-- start --

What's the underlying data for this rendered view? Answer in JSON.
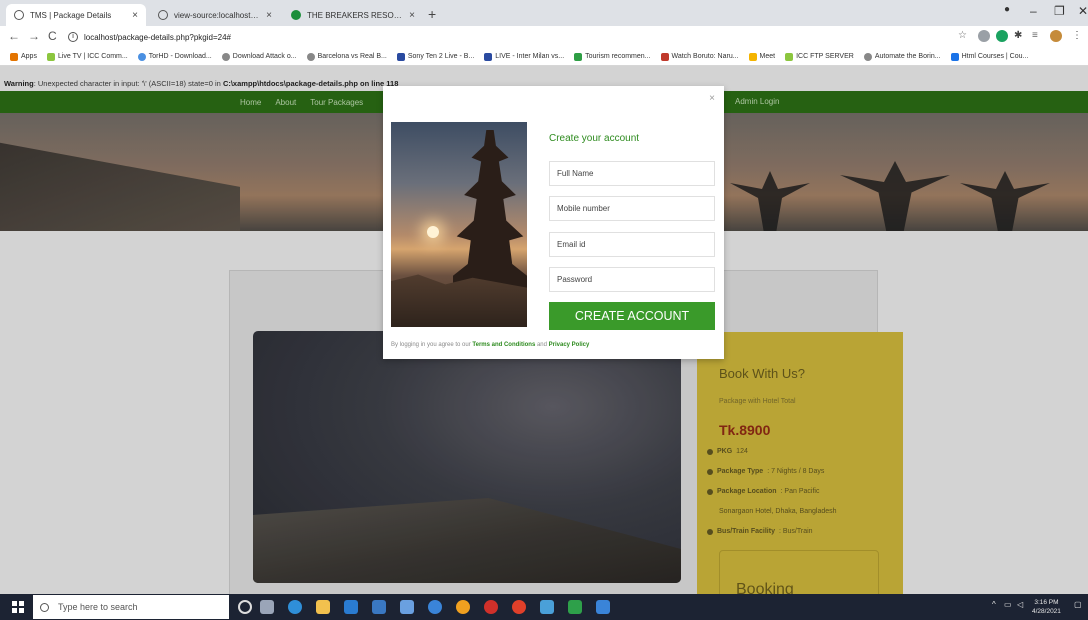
{
  "browser": {
    "tabs": [
      {
        "label": "TMS | Package Details",
        "active": true
      },
      {
        "label": "view-source:localhost/package-d",
        "active": false
      },
      {
        "label": "THE BREAKERS RESORT - Update",
        "active": false
      }
    ],
    "url": "localhost/package-details.php?pkgid=24#",
    "bookmarks": [
      "Apps",
      "Live TV | ICC Comm...",
      "TorHD - Download...",
      "Download Attack o...",
      "Barcelona vs Real B...",
      "Sony Ten 2 Live - B...",
      "LIVE - Inter Milan vs...",
      "Tourism recommen...",
      "Watch Boruto: Naru...",
      "Meet",
      "ICC FTP SERVER",
      "Automate the Borin...",
      "Html Courses | Cou..."
    ]
  },
  "page": {
    "warning_label": "Warning",
    "warning_text": ": Unexpected character in input: '\\' (ASCII=18) state=0 in ",
    "warning_path": "C:\\xampp\\htdocs\\package-details.php on line 118",
    "nav_items": [
      "Home",
      "About",
      "Tour Packages"
    ],
    "nav_right": "Admin Login",
    "book": {
      "title": "Book With Us?",
      "subtitle": "Package with Hotel Total",
      "price": "Tk.8900",
      "pkg_label": "PKG",
      "pkg_value": "124",
      "type_label": "Package Type",
      "type_value": ": 7 Nights / 8 Days",
      "location_label": "Package Location",
      "location_value": ": Pan Pacific",
      "location_value_2": "Sonargaon Hotel, Dhaka, Bangladesh",
      "transport_label": "Bus/Train Facility",
      "transport_value": ": Bus/Train",
      "booking_heading": "Booking"
    }
  },
  "modal": {
    "close": "×",
    "title": "Create your account",
    "full_name_placeholder": "Full Name",
    "mobile_placeholder": "Mobile number",
    "email_placeholder": "Email id",
    "password_placeholder": "Password",
    "submit": "CREATE ACCOUNT",
    "terms_prefix": "By logging in you agree to our ",
    "terms_link": "Terms and Conditions",
    "terms_mid": " and ",
    "privacy_link": "Privacy Policy"
  },
  "taskbar": {
    "search_placeholder": "Type here to search",
    "time": "3:16 PM",
    "date": "4/28/2021"
  },
  "colors": {
    "accent_green": "#3a9a2a",
    "nav_green": "#2a6a14",
    "booking_panel": "#c9b23a",
    "price_red": "#8c2a14"
  }
}
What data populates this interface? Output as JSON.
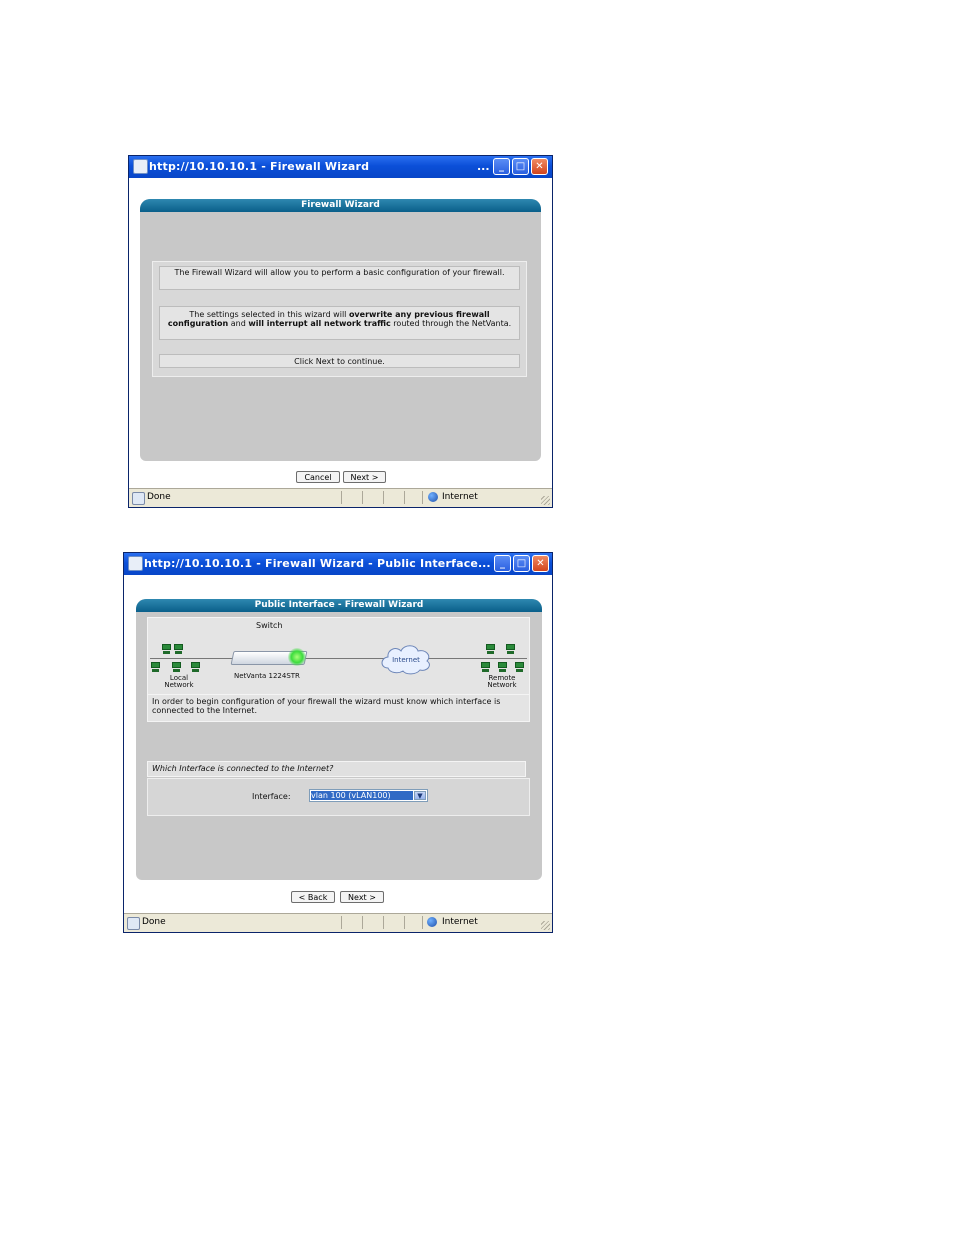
{
  "window1": {
    "title": "http://10.10.10.1 - Firewall Wizard",
    "title_ellipsis": "...",
    "panel_title": "Firewall Wizard",
    "msg1": "The Firewall Wizard will allow you to perform a basic configuration of your firewall.",
    "msg2_a": "The settings selected in this wizard will ",
    "msg2_b": "overwrite any previous firewall configuration",
    "msg2_c": " and ",
    "msg2_d": "will interrupt all network traffic",
    "msg2_e": " routed through the NetVanta.",
    "msg3": "Click Next to continue.",
    "cancel_label": "Cancel",
    "next_label": "Next >",
    "status_text": "Done",
    "zone_text": "Internet"
  },
  "window2": {
    "title": "http://10.10.10.1 - Firewall Wizard - Public Interface",
    "title_ellipsis": "...",
    "panel_title": "Public Interface - Firewall Wizard",
    "switch_label": "Switch",
    "local_network_label": "Local Network",
    "device_label": "NetVanta 1224STR",
    "internet_label": "Internet",
    "remote_network_label": "Remote Network",
    "info_text": "In order to begin configuration of your firewall the wizard must know which interface is connected to the Internet.",
    "question": "Which Interface is connected to the Internet?",
    "interface_label": "Interface:",
    "interface_value": "vlan 100 (vLAN100)",
    "back_label": "< Back",
    "next_label": "Next >",
    "status_text": "Done",
    "zone_text": "Internet"
  },
  "colors": {
    "titlebar": "#0b4fd8",
    "panel_header": "#0a5f8a",
    "panel_body": "#c8c8c8",
    "statusbar": "#ece9d8",
    "link_led": "#3cdc3c"
  },
  "icons": [
    "ie-page-icon",
    "minimize-icon",
    "maximize-icon",
    "close-icon",
    "globe-icon",
    "resize-grip-icon",
    "pc-icon",
    "cloud-icon",
    "switch-device-icon",
    "chevron-down-icon"
  ]
}
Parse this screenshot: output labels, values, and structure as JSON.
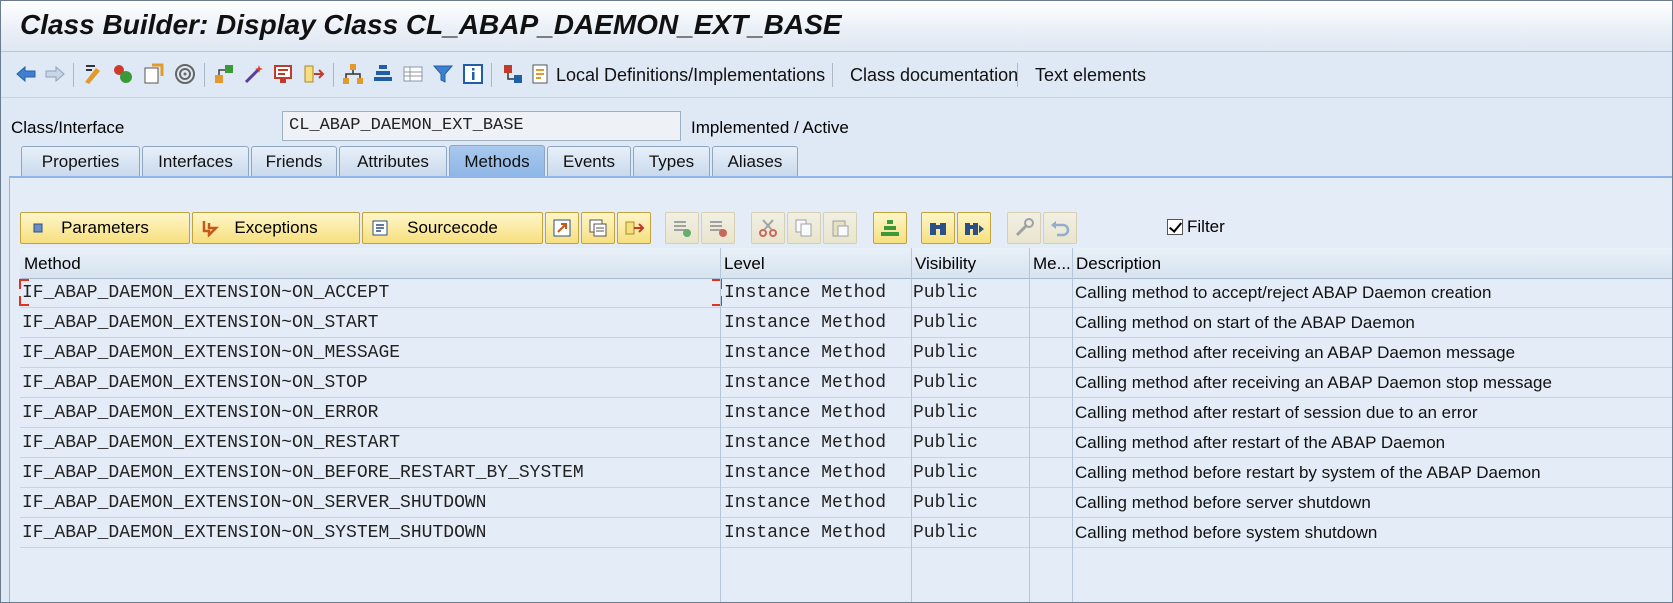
{
  "window": {
    "title": "Class Builder: Display Class CL_ABAP_DAEMON_EXT_BASE"
  },
  "toolbar": {
    "local_definitions": "Local Definitions/Implementations",
    "class_documentation": "Class documentation",
    "text_elements": "Text elements"
  },
  "class_interface": {
    "label": "Class/Interface",
    "value": "CL_ABAP_DAEMON_EXT_BASE",
    "status": "Implemented / Active"
  },
  "tabs": [
    {
      "label": "Properties"
    },
    {
      "label": "Interfaces"
    },
    {
      "label": "Friends"
    },
    {
      "label": "Attributes"
    },
    {
      "label": "Methods"
    },
    {
      "label": "Events"
    },
    {
      "label": "Types"
    },
    {
      "label": "Aliases"
    }
  ],
  "active_tab": "Methods",
  "method_toolbar": {
    "parameters": "Parameters",
    "exceptions": "Exceptions",
    "sourcecode": "Sourcecode",
    "filter": "Filter",
    "filter_checked": true
  },
  "table": {
    "headers": [
      "Method",
      "Level",
      "Visibility",
      "Me...",
      "Description"
    ],
    "rows": [
      {
        "method": "IF_ABAP_DAEMON_EXTENSION~ON_ACCEPT",
        "level": "Instance Method",
        "visibility": "Public",
        "description": "Calling method to accept/reject ABAP Daemon creation"
      },
      {
        "method": "IF_ABAP_DAEMON_EXTENSION~ON_START",
        "level": "Instance Method",
        "visibility": "Public",
        "description": "Calling method on start of the ABAP Daemon"
      },
      {
        "method": "IF_ABAP_DAEMON_EXTENSION~ON_MESSAGE",
        "level": "Instance Method",
        "visibility": "Public",
        "description": "Calling method after receiving an ABAP Daemon message"
      },
      {
        "method": "IF_ABAP_DAEMON_EXTENSION~ON_STOP",
        "level": "Instance Method",
        "visibility": "Public",
        "description": "Calling method after receiving an ABAP Daemon stop message"
      },
      {
        "method": "IF_ABAP_DAEMON_EXTENSION~ON_ERROR",
        "level": "Instance Method",
        "visibility": "Public",
        "description": "Calling method after restart of session due to an error"
      },
      {
        "method": "IF_ABAP_DAEMON_EXTENSION~ON_RESTART",
        "level": "Instance Method",
        "visibility": "Public",
        "description": "Calling method after restart of the ABAP Daemon"
      },
      {
        "method": "IF_ABAP_DAEMON_EXTENSION~ON_BEFORE_RESTART_BY_SYSTEM",
        "level": "Instance Method",
        "visibility": "Public",
        "description": "Calling method before restart by system of the ABAP Daemon"
      },
      {
        "method": "IF_ABAP_DAEMON_EXTENSION~ON_SERVER_SHUTDOWN",
        "level": "Instance Method",
        "visibility": "Public",
        "description": "Calling method before server shutdown"
      },
      {
        "method": "IF_ABAP_DAEMON_EXTENSION~ON_SYSTEM_SHUTDOWN",
        "level": "Instance Method",
        "visibility": "Public",
        "description": "Calling method before system shutdown"
      }
    ]
  },
  "icons": {
    "back": "arrow-left-icon",
    "forward": "arrow-right-icon",
    "colors": {
      "accent": "#1f5fa8",
      "button_yellow": "#f6df7e",
      "active_tab": "#8db6e6",
      "focus_red": "#e0301e"
    }
  }
}
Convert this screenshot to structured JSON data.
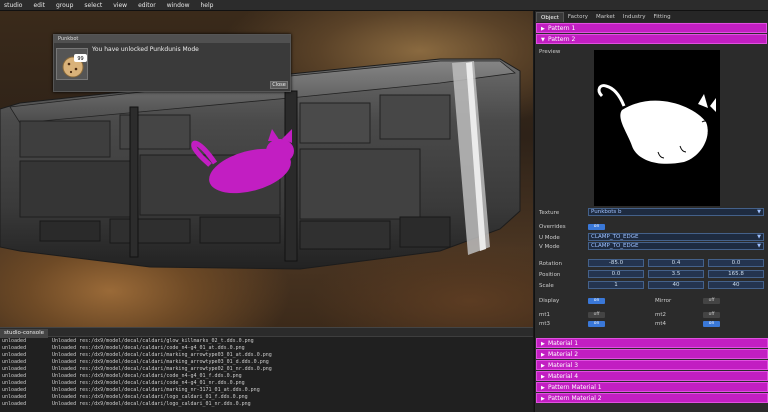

-- end --

** Given problem **
Repeat the full listing above exactly, with no pictures in the copy.

** Written response **
What's the underlying data for this rendered view? Answer in JSON.
{
  "browser": {
    "tabs": [
      {
        "label": "TMS | Package Details",
        "active": true
      },
      {
        "label": "view-source:localhost/package-d",
        "active": false
      },
      {
        "label": "THE BREAKERS RESORT - Update",
        "active": false
      }
    ],
    "url": "localhost/package-details.php?pkgid=24#",
    "bookmarks": [
      "Apps",
      "Live TV | ICC Comm...",
      "TorHD - Download...",
      "Download Attack o...",
      "Barcelona vs Real B...",
      "Sony Ten 2 Live - B...",
      "LIVE - Inter Milan vs...",
      "Tourism recommen...",
      "Watch Boruto: Naru...",
      "Meet",
      "ICC FTP SERVER",
      "Automate the Borin...",
      "Html Courses | Cou..."
    ]
  },
  "page": {
    "warning_label": "Warning",
    "warning_text": ": Unexpected character in input: '\\' (ASCII=18) state=0 in ",
    "warning_path": "C:\\xampp\\htdocs\\package-details.php on line 118",
    "nav_items": [
      "Home",
      "About",
      "Tour Packages"
    ],
    "nav_right": "Admin Login",
    "book": {
      "title": "Book With Us?",
      "subtitle": "Package with Hotel Total",
      "price": "Tk.8900",
      "pkg_label": "PKG",
      "pkg_value": "124",
      "type_label": "Package Type",
      "type_value": ": 7 Nights / 8 Days",
      "location_label": "Package Location",
      "location_value": ": Pan Pacific",
      "location_value_2": "Sonargaon Hotel, Dhaka, Bangladesh",
      "transport_label": "Bus/Train Facility",
      "transport_value": ": Bus/Train",
      "booking_heading": "Booking"
    }
  },
  "modal": {
    "close": "×",
    "title": "Create your account",
    "full_name_placeholder": "Full Name",
    "mobile_placeholder": "Mobile number",
    "email_placeholder": "Email id",
    "password_placeholder": "Password",
    "submit": "CREATE ACCOUNT",
    "terms_prefix": "By logging in you agree to our ",
    "terms_link": "Terms and Conditions",
    "terms_mid": " and ",
    "privacy_link": "Privacy Policy"
  },
  "taskbar": {
    "search_placeholder": "Type here to search",
    "time": "3:16 PM",
    "date": "4/28/2021"
  },
  "colors": {
    "accent_green": "#3a9a2a",
    "nav_green": "#2a6a14",
    "booking_panel": "#c9b23a",
    "price_red": "#8c2a14"
  }
}
What data populates this interface? Output as JSON.
{
  "window1": {
    "title": "http://10.10.10.1 - Firewall Wizard",
    "title_ellipsis": "...",
    "panel_title": "Firewall Wizard",
    "msg1": "The Firewall Wizard will allow you to perform a basic configuration of your firewall.",
    "msg2_a": "The settings selected in this wizard will ",
    "msg2_b": "overwrite any previous firewall configuration",
    "msg2_c": " and ",
    "msg2_d": "will interrupt all network traffic",
    "msg2_e": " routed through the NetVanta.",
    "msg3": "Click Next to continue.",
    "cancel_label": "Cancel",
    "next_label": "Next >",
    "status_text": "Done",
    "zone_text": "Internet"
  },
  "window2": {
    "title": "http://10.10.10.1 - Firewall Wizard - Public Interface",
    "title_ellipsis": "...",
    "panel_title": "Public Interface - Firewall Wizard",
    "switch_label": "Switch",
    "local_network_label": "Local Network",
    "device_label": "NetVanta 1224STR",
    "internet_label": "Internet",
    "remote_network_label": "Remote Network",
    "info_text": "In order to begin configuration of your firewall the wizard must know which interface is connected to the Internet.",
    "question": "Which Interface is connected to the Internet?",
    "interface_label": "Interface:",
    "interface_value": "vlan 100 (vLAN100)",
    "back_label": "< Back",
    "next_label": "Next >",
    "status_text": "Done",
    "zone_text": "Internet"
  },
  "colors": {
    "titlebar": "#0b4fd8",
    "panel_header": "#0a5f8a",
    "panel_body": "#c8c8c8",
    "statusbar": "#ece9d8",
    "link_led": "#3cdc3c"
  },
  "icons": [
    "ie-page-icon",
    "minimize-icon",
    "maximize-icon",
    "close-icon",
    "globe-icon",
    "resize-grip-icon",
    "pc-icon",
    "cloud-icon",
    "switch-device-icon",
    "chevron-down-icon"
  ]
}
Parse this screenshot: output labels, values, and structure as JSON.
{
  "window": {
    "title": "Class Builder: Display Class CL_ABAP_DAEMON_EXT_BASE"
  },
  "toolbar": {
    "local_definitions": "Local Definitions/Implementations",
    "class_documentation": "Class documentation",
    "text_elements": "Text elements"
  },
  "class_interface": {
    "label": "Class/Interface",
    "value": "CL_ABAP_DAEMON_EXT_BASE",
    "status": "Implemented / Active"
  },
  "tabs": [
    {
      "label": "Properties"
    },
    {
      "label": "Interfaces"
    },
    {
      "label": "Friends"
    },
    {
      "label": "Attributes"
    },
    {
      "label": "Methods"
    },
    {
      "label": "Events"
    },
    {
      "label": "Types"
    },
    {
      "label": "Aliases"
    }
  ],
  "active_tab": "Methods",
  "method_toolbar": {
    "parameters": "Parameters",
    "exceptions": "Exceptions",
    "sourcecode": "Sourcecode",
    "filter": "Filter",
    "filter_checked": true
  },
  "table": {
    "headers": [
      "Method",
      "Level",
      "Visibility",
      "Me...",
      "Description"
    ],
    "rows": [
      {
        "method": "IF_ABAP_DAEMON_EXTENSION~ON_ACCEPT",
        "level": "Instance Method",
        "visibility": "Public",
        "description": "Calling method to accept/reject ABAP Daemon creation"
      },
      {
        "method": "IF_ABAP_DAEMON_EXTENSION~ON_START",
        "level": "Instance Method",
        "visibility": "Public",
        "description": "Calling method on start of the ABAP Daemon"
      },
      {
        "method": "IF_ABAP_DAEMON_EXTENSION~ON_MESSAGE",
        "level": "Instance Method",
        "visibility": "Public",
        "description": "Calling method after receiving an ABAP Daemon message"
      },
      {
        "method": "IF_ABAP_DAEMON_EXTENSION~ON_STOP",
        "level": "Instance Method",
        "visibility": "Public",
        "description": "Calling method after receiving an ABAP Daemon stop message"
      },
      {
        "method": "IF_ABAP_DAEMON_EXTENSION~ON_ERROR",
        "level": "Instance Method",
        "visibility": "Public",
        "description": "Calling method after restart of session due to an error"
      },
      {
        "method": "IF_ABAP_DAEMON_EXTENSION~ON_RESTART",
        "level": "Instance Method",
        "visibility": "Public",
        "description": "Calling method after restart of the ABAP Daemon"
      },
      {
        "method": "IF_ABAP_DAEMON_EXTENSION~ON_BEFORE_RESTART_BY_SYSTEM",
        "level": "Instance Method",
        "visibility": "Public",
        "description": "Calling method before restart by system of the ABAP Daemon"
      },
      {
        "method": "IF_ABAP_DAEMON_EXTENSION~ON_SERVER_SHUTDOWN",
        "level": "Instance Method",
        "visibility": "Public",
        "description": "Calling method before server shutdown"
      },
      {
        "method": "IF_ABAP_DAEMON_EXTENSION~ON_SYSTEM_SHUTDOWN",
        "level": "Instance Method",
        "visibility": "Public",
        "description": "Calling method before system shutdown"
      }
    ]
  },
  "icons": {
    "back": "arrow-left-icon",
    "forward": "arrow-right-icon",
    "colors": {
      "accent": "#1f5fa8",
      "button_yellow": "#f6df7e",
      "active_tab": "#8db6e6",
      "focus_red": "#e0301e"
    }
  }
}
Convert this screenshot to structured JSON data.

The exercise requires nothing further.